Directive
The records that follow must be repeated verbatim, every one of them.

Extracted entries
+++

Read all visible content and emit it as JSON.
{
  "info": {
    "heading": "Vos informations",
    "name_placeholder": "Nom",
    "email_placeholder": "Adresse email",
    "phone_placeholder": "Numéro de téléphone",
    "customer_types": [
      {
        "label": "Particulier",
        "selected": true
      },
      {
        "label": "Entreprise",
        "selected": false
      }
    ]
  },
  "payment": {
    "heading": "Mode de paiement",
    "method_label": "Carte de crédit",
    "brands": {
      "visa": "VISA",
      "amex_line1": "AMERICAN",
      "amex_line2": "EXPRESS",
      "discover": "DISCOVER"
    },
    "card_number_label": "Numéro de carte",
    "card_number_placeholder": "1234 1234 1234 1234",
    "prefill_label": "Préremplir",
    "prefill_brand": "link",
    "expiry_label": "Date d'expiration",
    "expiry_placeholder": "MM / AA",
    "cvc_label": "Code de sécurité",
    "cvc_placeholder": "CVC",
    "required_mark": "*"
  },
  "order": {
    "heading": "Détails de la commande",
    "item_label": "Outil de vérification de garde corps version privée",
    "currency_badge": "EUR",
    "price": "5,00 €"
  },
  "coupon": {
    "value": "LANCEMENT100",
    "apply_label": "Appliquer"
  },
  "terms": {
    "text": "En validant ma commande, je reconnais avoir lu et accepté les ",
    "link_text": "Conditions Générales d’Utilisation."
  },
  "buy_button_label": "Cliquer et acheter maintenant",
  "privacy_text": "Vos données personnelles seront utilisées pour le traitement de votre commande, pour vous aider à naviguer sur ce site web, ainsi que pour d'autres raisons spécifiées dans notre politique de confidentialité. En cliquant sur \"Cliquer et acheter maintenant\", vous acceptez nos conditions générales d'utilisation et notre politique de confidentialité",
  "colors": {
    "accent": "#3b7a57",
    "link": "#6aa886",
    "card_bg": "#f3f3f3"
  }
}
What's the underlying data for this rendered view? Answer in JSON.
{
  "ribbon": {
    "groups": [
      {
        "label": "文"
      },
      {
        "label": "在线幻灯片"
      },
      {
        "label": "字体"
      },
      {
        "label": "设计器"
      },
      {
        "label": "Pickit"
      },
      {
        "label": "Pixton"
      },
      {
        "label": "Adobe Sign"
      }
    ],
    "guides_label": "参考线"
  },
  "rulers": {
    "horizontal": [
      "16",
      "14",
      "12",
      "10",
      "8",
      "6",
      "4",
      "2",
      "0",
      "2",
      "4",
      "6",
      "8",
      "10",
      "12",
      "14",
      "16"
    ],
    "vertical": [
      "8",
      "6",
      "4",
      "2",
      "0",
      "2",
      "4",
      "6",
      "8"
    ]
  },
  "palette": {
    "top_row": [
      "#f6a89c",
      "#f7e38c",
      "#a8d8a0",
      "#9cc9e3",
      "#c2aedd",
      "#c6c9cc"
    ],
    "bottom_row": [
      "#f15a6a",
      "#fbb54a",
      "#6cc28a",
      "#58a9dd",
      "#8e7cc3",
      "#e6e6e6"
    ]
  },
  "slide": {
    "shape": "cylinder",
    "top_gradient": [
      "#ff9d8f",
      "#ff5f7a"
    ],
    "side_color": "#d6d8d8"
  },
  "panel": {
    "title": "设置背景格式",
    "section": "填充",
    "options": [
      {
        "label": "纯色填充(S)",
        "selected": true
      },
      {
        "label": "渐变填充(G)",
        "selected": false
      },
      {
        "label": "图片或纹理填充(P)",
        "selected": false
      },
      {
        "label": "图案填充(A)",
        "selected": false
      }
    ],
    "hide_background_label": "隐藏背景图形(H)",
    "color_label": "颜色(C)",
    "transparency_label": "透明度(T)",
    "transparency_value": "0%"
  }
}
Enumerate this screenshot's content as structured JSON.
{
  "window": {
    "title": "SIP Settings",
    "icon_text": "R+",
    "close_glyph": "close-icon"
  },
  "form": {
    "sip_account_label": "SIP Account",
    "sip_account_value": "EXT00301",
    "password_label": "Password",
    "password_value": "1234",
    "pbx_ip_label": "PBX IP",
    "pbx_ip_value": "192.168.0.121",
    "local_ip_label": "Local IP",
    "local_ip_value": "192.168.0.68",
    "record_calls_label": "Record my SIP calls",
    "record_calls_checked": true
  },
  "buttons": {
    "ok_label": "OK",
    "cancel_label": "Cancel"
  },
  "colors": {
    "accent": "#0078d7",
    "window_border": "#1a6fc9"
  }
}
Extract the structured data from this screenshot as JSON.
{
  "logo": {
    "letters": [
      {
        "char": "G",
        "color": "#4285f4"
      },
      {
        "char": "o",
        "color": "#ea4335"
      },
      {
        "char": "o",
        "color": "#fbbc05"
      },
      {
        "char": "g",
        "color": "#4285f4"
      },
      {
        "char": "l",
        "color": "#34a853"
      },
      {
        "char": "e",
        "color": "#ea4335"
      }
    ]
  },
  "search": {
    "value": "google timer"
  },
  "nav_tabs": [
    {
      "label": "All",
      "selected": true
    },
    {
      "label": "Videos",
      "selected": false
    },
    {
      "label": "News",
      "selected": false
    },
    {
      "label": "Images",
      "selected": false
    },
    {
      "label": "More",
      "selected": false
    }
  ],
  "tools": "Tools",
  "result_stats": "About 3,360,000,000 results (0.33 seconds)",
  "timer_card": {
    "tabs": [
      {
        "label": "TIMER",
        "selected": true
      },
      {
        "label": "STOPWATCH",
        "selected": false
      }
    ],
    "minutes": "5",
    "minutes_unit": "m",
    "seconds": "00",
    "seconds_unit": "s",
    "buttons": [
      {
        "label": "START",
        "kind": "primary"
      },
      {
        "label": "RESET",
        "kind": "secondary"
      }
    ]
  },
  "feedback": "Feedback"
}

+++

Complete output
Read all visible content and emit it as JSON.
{
  "info": {
    "heading": "Vos informations",
    "name_placeholder": "Nom",
    "email_placeholder": "Adresse email",
    "phone_placeholder": "Numéro de téléphone",
    "customer_types": [
      {
        "label": "Particulier",
        "selected": true
      },
      {
        "label": "Entreprise",
        "selected": false
      }
    ]
  },
  "payment": {
    "heading": "Mode de paiement",
    "method_label": "Carte de crédit",
    "brands": {
      "visa": "VISA",
      "amex_line1": "AMERICAN",
      "amex_line2": "EXPRESS",
      "discover": "DISCOVER"
    },
    "card_number_label": "Numéro de carte",
    "card_number_placeholder": "1234 1234 1234 1234",
    "prefill_label": "Préremplir",
    "prefill_brand": "link",
    "expiry_label": "Date d'expiration",
    "expiry_placeholder": "MM / AA",
    "cvc_label": "Code de sécurité",
    "cvc_placeholder": "CVC",
    "required_mark": "*"
  },
  "order": {
    "heading": "Détails de la commande",
    "item_label": "Outil de vérification de garde corps version privée",
    "currency_badge": "EUR",
    "price": "5,00 €"
  },
  "coupon": {
    "value": "LANCEMENT100",
    "apply_label": "Appliquer"
  },
  "terms": {
    "text": "En validant ma commande, je reconnais avoir lu et accepté les ",
    "link_text": "Conditions Générales d’Utilisation."
  },
  "buy_button_label": "Cliquer et acheter maintenant",
  "privacy_text": "Vos données personnelles seront utilisées pour le traitement de votre commande, pour vous aider à naviguer sur ce site web, ainsi que pour d'autres raisons spécifiées dans notre politique de confidentialité. En cliquant sur \"Cliquer et acheter maintenant\", vous acceptez nos conditions générales d'utilisation et notre politique de confidentialité",
  "colors": {
    "accent": "#3b7a57",
    "link": "#6aa886",
    "card_bg": "#f3f3f3"
  }
}
What's the underlying data for this rendered view? Answer in JSON.
{
  "ribbon": {
    "groups": [
      {
        "label": "文"
      },
      {
        "label": "在线幻灯片"
      },
      {
        "label": "字体"
      },
      {
        "label": "设计器"
      },
      {
        "label": "Pickit"
      },
      {
        "label": "Pixton"
      },
      {
        "label": "Adobe Sign"
      }
    ],
    "guides_label": "参考线"
  },
  "rulers": {
    "horizontal": [
      "16",
      "14",
      "12",
      "10",
      "8",
      "6",
      "4",
      "2",
      "0",
      "2",
      "4",
      "6",
      "8",
      "10",
      "12",
      "14",
      "16"
    ],
    "vertical": [
      "8",
      "6",
      "4",
      "2",
      "0",
      "2",
      "4",
      "6",
      "8"
    ]
  },
  "palette": {
    "top_row": [
      "#f6a89c",
      "#f7e38c",
      "#a8d8a0",
      "#9cc9e3",
      "#c2aedd",
      "#c6c9cc"
    ],
    "bottom_row": [
      "#f15a6a",
      "#fbb54a",
      "#6cc28a",
      "#58a9dd",
      "#8e7cc3",
      "#e6e6e6"
    ]
  },
  "slide": {
    "shape": "cylinder",
    "top_gradient": [
      "#ff9d8f",
      "#ff5f7a"
    ],
    "side_color": "#d6d8d8"
  },
  "panel": {
    "title": "设置背景格式",
    "section": "填充",
    "options": [
      {
        "label": "纯色填充(S)",
        "selected": true
      },
      {
        "label": "渐变填充(G)",
        "selected": false
      },
      {
        "label": "图片或纹理填充(P)",
        "selected": false
      },
      {
        "label": "图案填充(A)",
        "selected": false
      }
    ],
    "hide_background_label": "隐藏背景图形(H)",
    "color_label": "颜色(C)",
    "transparency_label": "透明度(T)",
    "transparency_value": "0%"
  }
}
Enumerate this screenshot's content as structured JSON.
{
  "window": {
    "title": "SIP Settings",
    "icon_text": "R+",
    "close_glyph": "close-icon"
  },
  "form": {
    "sip_account_label": "SIP Account",
    "sip_account_value": "EXT00301",
    "password_label": "Password",
    "password_value": "1234",
    "pbx_ip_label": "PBX IP",
    "pbx_ip_value": "192.168.0.121",
    "local_ip_label": "Local IP",
    "local_ip_value": "192.168.0.68",
    "record_calls_label": "Record my SIP calls",
    "record_calls_checked": true
  },
  "buttons": {
    "ok_label": "OK",
    "cancel_label": "Cancel"
  },
  "colors": {
    "accent": "#0078d7",
    "window_border": "#1a6fc9"
  }
}
Extract the structured data from this screenshot as JSON.
{
  "logo": {
    "letters": [
      {
        "char": "G",
        "color": "#4285f4"
      },
      {
        "char": "o",
        "color": "#ea4335"
      },
      {
        "char": "o",
        "color": "#fbbc05"
      },
      {
        "char": "g",
        "color": "#4285f4"
      },
      {
        "char": "l",
        "color": "#34a853"
      },
      {
        "char": "e",
        "color": "#ea4335"
      }
    ]
  },
  "search": {
    "value": "google timer"
  },
  "nav_tabs": [
    {
      "label": "All",
      "selected": true
    },
    {
      "label": "Videos",
      "selected": false
    },
    {
      "label": "News",
      "selected": false
    },
    {
      "label": "Images",
      "selected": false
    },
    {
      "label": "More",
      "selected": false
    }
  ],
  "tools": "Tools",
  "result_stats": "About 3,360,000,000 results (0.33 seconds)",
  "timer_card": {
    "tabs": [
      {
        "label": "TIMER",
        "selected": true
      },
      {
        "label": "STOPWATCH",
        "selected": false
      }
    ],
    "minutes": "5",
    "minutes_unit": "m",
    "seconds": "00",
    "seconds_unit": "s",
    "buttons": [
      {
        "label": "START",
        "kind": "primary"
      },
      {
        "label": "RESET",
        "kind": "secondary"
      }
    ]
  },
  "feedback": "Feedback"
}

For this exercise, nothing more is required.